::: Material for the task :::

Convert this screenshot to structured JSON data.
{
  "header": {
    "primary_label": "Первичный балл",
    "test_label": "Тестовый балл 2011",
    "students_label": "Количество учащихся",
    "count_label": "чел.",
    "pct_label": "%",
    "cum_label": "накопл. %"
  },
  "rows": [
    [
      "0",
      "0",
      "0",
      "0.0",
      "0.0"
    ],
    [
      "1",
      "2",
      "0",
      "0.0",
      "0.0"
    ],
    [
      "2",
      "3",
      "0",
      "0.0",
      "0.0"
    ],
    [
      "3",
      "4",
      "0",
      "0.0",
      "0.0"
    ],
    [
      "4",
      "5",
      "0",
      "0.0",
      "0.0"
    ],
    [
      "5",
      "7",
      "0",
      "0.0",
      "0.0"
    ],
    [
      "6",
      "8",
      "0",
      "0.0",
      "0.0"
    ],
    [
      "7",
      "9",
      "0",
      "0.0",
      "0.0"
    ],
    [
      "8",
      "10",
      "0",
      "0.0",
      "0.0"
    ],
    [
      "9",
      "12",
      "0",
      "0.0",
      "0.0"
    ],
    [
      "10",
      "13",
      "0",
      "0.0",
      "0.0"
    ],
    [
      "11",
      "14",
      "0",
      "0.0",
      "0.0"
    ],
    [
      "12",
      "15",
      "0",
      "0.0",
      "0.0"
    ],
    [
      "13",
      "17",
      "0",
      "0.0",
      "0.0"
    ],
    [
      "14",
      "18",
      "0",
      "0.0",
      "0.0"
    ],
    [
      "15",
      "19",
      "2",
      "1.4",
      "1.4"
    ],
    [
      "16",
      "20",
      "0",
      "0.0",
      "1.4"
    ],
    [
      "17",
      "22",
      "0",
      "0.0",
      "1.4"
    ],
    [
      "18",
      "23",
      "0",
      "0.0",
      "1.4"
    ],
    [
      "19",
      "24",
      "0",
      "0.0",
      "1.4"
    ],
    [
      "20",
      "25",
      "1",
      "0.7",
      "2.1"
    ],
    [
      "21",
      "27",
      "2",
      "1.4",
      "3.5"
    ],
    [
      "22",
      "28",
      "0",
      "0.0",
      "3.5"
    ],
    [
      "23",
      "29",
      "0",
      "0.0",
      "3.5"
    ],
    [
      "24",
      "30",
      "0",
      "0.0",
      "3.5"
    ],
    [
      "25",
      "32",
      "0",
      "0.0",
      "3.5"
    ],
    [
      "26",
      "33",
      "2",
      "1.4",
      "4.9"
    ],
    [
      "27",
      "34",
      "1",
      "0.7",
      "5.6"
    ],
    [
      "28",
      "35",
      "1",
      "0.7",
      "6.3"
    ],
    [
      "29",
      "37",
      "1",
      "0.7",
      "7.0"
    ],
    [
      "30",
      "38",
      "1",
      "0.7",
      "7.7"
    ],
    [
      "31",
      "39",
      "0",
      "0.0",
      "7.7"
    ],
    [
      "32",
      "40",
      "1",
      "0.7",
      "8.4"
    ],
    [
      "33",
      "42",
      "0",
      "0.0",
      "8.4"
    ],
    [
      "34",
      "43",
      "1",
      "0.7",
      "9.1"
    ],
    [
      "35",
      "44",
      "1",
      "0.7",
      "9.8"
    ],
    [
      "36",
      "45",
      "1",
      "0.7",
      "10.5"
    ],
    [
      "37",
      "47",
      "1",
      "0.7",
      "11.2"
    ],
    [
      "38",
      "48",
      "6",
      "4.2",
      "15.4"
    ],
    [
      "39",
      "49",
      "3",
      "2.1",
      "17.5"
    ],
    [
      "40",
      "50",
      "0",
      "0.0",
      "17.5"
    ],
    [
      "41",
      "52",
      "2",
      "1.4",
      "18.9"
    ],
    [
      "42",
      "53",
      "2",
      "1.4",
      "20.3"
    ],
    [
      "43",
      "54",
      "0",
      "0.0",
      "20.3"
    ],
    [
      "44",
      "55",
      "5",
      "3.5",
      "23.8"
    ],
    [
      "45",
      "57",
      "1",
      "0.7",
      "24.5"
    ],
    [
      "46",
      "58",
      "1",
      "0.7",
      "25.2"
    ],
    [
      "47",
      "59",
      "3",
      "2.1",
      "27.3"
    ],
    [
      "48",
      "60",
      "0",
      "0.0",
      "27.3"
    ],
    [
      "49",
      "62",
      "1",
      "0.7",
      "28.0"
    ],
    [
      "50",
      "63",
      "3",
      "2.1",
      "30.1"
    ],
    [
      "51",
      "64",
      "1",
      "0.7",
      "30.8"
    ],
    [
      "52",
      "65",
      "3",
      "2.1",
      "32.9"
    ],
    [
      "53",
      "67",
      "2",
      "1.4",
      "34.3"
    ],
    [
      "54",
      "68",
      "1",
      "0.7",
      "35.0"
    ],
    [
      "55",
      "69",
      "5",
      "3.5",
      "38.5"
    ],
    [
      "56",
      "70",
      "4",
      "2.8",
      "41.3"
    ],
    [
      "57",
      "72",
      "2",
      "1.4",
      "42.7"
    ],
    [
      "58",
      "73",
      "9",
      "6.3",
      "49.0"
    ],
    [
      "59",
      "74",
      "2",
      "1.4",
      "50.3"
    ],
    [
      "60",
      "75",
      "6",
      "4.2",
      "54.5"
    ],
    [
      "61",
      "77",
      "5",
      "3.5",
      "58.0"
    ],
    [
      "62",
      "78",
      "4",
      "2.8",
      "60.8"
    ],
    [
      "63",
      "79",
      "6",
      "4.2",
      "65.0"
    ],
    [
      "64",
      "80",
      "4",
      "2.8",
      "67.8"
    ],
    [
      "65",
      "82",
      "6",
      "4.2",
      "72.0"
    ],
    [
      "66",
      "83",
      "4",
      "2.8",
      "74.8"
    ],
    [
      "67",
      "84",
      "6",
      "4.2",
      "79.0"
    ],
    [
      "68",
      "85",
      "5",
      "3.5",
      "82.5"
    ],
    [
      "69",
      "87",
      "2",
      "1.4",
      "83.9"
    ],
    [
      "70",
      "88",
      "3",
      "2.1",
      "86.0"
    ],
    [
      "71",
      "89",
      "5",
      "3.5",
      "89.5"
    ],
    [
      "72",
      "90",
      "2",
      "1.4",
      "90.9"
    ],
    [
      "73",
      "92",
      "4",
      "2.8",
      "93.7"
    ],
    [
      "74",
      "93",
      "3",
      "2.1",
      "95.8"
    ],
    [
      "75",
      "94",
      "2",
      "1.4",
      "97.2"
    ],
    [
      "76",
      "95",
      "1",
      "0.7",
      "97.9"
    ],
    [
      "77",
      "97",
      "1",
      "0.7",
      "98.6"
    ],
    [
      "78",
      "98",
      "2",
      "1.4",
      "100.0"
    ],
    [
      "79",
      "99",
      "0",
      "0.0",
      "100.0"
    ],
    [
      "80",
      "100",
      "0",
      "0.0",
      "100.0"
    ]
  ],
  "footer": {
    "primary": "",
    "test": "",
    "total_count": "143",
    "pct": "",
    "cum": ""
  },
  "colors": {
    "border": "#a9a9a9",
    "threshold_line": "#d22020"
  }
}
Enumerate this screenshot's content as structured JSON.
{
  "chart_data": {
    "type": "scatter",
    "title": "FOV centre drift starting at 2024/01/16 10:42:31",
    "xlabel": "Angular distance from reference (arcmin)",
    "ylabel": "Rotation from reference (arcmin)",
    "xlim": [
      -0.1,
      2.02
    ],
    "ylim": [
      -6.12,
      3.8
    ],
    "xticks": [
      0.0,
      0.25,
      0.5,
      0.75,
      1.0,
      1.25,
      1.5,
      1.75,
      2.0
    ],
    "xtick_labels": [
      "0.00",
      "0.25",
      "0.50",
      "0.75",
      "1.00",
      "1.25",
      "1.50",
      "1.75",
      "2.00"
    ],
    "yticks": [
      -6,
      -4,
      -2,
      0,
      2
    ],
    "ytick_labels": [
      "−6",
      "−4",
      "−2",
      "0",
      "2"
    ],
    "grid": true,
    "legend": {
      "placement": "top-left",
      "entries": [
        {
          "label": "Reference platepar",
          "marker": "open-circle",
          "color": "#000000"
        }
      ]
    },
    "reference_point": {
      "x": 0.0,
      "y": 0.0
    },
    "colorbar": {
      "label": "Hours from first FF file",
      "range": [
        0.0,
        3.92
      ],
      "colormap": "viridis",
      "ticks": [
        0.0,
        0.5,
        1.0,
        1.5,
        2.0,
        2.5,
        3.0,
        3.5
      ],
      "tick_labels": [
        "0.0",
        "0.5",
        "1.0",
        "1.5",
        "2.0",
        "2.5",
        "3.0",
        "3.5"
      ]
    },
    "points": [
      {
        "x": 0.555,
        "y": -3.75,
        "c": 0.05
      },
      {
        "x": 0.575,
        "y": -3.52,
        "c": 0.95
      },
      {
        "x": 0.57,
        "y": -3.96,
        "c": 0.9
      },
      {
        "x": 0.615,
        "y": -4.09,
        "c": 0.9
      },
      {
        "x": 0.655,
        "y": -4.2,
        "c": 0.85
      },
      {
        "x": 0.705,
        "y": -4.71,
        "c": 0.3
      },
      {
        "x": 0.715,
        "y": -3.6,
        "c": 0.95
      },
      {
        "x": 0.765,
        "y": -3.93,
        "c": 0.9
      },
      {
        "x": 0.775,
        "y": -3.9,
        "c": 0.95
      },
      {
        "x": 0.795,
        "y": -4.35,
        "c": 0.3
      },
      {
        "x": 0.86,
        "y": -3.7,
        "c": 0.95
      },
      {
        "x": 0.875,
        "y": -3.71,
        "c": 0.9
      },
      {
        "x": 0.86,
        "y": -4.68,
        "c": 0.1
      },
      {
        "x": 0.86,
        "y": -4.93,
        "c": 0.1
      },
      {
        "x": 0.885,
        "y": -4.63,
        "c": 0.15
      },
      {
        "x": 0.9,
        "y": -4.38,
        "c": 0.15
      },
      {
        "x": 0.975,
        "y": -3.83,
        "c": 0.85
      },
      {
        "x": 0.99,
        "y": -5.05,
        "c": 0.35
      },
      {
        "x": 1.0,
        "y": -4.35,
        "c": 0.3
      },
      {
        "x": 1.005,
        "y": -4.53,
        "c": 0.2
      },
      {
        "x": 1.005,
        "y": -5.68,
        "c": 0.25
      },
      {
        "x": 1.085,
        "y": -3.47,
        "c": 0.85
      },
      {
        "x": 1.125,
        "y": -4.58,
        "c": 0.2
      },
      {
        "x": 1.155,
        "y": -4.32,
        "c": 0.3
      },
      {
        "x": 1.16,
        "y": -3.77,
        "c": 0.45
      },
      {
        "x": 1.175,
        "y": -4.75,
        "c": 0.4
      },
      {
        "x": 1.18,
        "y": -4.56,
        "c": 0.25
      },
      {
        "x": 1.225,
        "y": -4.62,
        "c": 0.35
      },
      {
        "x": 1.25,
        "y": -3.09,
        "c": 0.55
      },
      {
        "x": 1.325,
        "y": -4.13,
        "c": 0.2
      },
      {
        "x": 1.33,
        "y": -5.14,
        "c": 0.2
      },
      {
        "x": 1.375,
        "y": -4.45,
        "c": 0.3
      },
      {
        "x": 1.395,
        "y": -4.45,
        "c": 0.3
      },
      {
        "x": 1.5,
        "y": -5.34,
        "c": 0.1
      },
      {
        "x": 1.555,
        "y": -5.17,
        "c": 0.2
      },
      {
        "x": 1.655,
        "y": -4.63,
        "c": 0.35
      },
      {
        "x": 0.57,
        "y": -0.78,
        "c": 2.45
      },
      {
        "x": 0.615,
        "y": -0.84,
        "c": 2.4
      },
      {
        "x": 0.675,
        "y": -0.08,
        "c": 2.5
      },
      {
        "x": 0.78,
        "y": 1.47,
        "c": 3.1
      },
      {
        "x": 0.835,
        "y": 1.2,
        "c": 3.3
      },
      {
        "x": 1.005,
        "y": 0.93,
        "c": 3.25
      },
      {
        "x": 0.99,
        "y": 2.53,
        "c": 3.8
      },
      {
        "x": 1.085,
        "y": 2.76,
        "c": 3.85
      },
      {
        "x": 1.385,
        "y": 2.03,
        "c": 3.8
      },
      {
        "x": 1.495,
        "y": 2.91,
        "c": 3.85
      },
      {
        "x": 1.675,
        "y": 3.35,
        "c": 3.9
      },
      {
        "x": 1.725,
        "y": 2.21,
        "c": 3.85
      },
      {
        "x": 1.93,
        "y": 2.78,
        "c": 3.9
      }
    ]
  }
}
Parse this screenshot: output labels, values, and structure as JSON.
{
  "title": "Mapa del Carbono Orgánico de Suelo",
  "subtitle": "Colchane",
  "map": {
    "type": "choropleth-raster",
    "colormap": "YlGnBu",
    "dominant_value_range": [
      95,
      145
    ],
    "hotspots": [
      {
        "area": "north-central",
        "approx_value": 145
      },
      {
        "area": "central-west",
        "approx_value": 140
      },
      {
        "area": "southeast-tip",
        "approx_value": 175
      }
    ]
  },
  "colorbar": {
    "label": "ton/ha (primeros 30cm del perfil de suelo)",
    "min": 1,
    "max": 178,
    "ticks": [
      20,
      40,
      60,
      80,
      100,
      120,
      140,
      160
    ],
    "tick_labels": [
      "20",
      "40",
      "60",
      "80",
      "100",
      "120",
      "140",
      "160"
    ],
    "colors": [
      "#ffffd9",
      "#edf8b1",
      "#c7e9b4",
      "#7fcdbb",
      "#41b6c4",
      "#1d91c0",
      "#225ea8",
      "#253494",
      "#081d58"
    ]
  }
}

:::

Task statement
Pull out all lines from the entries above in which the word "балл" appears.

Response to this task
    "primary_label": "Первичный балл",
    "test_label": "Тестовый балл 2011",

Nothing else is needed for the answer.